## What you are asked to do
In the listing below, locate the lines that hold "sculpture" and copy them.

[Recorded data]
* * * *
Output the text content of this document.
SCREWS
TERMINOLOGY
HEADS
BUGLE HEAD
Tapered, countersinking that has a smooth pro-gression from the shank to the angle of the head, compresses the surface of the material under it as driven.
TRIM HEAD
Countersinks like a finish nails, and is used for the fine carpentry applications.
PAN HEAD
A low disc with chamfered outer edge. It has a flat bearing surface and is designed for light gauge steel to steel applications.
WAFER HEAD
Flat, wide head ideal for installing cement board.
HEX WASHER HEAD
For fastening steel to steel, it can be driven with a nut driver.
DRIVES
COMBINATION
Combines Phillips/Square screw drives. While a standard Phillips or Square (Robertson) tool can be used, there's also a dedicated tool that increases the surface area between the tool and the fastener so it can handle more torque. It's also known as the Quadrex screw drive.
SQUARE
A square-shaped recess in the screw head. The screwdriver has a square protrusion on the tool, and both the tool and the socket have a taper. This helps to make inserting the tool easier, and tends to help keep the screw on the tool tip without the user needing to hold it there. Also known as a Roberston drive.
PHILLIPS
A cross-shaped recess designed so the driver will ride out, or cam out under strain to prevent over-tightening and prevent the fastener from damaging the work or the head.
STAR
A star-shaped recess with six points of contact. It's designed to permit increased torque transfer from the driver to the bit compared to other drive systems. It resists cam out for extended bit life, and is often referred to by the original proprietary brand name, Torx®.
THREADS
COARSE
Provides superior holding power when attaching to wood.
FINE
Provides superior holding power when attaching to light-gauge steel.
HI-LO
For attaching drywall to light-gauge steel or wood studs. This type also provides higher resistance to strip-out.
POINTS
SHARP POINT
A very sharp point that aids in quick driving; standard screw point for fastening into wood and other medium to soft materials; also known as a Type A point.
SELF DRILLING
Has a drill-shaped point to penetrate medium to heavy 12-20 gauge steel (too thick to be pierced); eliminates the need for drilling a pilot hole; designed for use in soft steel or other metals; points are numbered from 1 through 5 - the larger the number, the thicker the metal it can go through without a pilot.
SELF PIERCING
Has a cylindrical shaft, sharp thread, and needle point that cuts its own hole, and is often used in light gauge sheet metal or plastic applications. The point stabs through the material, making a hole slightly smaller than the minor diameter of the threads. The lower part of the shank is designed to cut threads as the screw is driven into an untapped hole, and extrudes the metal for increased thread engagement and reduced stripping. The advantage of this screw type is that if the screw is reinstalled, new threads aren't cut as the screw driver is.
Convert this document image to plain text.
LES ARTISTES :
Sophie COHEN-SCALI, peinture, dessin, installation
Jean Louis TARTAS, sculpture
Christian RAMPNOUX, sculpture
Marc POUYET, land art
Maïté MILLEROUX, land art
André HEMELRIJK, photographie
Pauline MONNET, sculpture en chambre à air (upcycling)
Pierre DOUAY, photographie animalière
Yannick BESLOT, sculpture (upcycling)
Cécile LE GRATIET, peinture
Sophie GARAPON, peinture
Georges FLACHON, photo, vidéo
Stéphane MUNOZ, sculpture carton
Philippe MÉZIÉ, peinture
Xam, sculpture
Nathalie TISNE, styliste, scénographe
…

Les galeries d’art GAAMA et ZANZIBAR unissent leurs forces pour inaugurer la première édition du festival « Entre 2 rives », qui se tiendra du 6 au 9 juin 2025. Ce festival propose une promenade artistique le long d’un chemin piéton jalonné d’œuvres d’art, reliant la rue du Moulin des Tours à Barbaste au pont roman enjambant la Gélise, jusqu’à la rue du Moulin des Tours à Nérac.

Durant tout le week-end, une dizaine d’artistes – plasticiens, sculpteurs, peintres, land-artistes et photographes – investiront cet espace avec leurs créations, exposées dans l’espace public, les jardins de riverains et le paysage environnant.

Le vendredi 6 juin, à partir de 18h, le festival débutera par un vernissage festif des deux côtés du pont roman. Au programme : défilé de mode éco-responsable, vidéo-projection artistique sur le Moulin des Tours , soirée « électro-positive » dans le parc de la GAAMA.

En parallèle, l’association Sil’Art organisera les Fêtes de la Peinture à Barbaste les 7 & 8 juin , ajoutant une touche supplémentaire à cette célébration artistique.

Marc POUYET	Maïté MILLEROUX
* * * *
## Response
Jean Louis TARTAS, sculpture
Christian RAMPNOUX, sculpture
Pauline MONNET, sculpture en chambre à air (upcycling)
Yannick BESLOT, sculpture (upcycling)
Stéphane MUNOZ, sculpture carton
Xam, sculpture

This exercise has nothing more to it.